• What the exercise asks
Write out all of the lines below, exactly and completely.

• Material to process
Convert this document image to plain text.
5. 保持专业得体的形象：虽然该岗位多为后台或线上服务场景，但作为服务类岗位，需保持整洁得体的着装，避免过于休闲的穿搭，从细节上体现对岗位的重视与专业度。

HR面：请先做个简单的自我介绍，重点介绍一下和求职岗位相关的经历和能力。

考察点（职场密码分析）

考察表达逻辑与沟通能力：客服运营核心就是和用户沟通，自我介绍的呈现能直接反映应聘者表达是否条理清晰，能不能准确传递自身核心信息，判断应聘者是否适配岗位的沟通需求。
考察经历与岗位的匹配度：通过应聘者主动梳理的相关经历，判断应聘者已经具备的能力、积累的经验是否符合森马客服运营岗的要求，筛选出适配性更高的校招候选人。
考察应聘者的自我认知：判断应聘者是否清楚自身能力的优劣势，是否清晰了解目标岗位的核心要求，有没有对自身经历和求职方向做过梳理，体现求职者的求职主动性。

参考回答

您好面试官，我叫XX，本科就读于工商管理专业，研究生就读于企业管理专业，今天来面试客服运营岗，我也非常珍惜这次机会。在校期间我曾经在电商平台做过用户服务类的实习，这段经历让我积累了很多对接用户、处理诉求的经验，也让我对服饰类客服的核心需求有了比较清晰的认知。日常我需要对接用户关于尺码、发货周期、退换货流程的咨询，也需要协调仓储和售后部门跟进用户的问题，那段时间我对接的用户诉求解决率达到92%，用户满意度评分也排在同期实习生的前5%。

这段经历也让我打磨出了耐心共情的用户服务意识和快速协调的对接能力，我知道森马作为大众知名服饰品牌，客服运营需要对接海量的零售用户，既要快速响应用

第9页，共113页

• Right answer
Convert this document image to plain text.
5. 保持专业得体的形象：虽然该岗位多为后台或线上服务场景，但作为服务类岗位，需保持整洁得体的着装，避免过于休闲的穿搭，从细节上体现对岗位的重视与专业度。

HR面：请先做个简单的自我介绍，重点介绍一下和求职岗位相关的经历和能力。

考察点（职场密码分析）

考察表达逻辑与沟通能力：客服运营核心就是和用户沟通，自我介绍的呈现能直接反映应聘者表达是否条理清晰，能不能准确传递自身核心信息，判断应聘者是否适配岗位的沟通需求。
考察经历与岗位的匹配度：通过应聘者主动梳理的相关经历，判断应聘者已经具备的能力、积累的经验是否符合森马客服运营岗的要求，筛选出适配性更高的校招候选人。
考察应聘者的自我认知：判断应聘者是否清楚自身能力的优劣势，是否清晰了解目标岗位的核心要求，有没有对自身经历和求职方向做过梳理，体现求职者的求职主动性。

参考回答

您好面试官，我叫XX，本科就读于工商管理专业，研究生就读于企业管理专业，今天来面试客服运营岗，我也非常珍惜这次机会。在校期间我曾经在电商平台做过用户服务类的实习，这段经历让我积累了很多对接用户、处理诉求的经验，也让我对服饰类客服的核心需求有了比较清晰的认知。日常我需要对接用户关于尺码、发货周期、退换货流程的咨询，也需要协调仓储和售后部门跟进用户的问题，那段时间我对接的用户诉求解决率达到92%，用户满意度评分也排在同期实习生的前5%。

这段经历也让我打磨出了耐心共情的用户服务意识和快速协调的对接能力，我知道森马作为大众知名服饰品牌，客服运营需要对接海量的零售用户，既要快速响应用

第9页，共113页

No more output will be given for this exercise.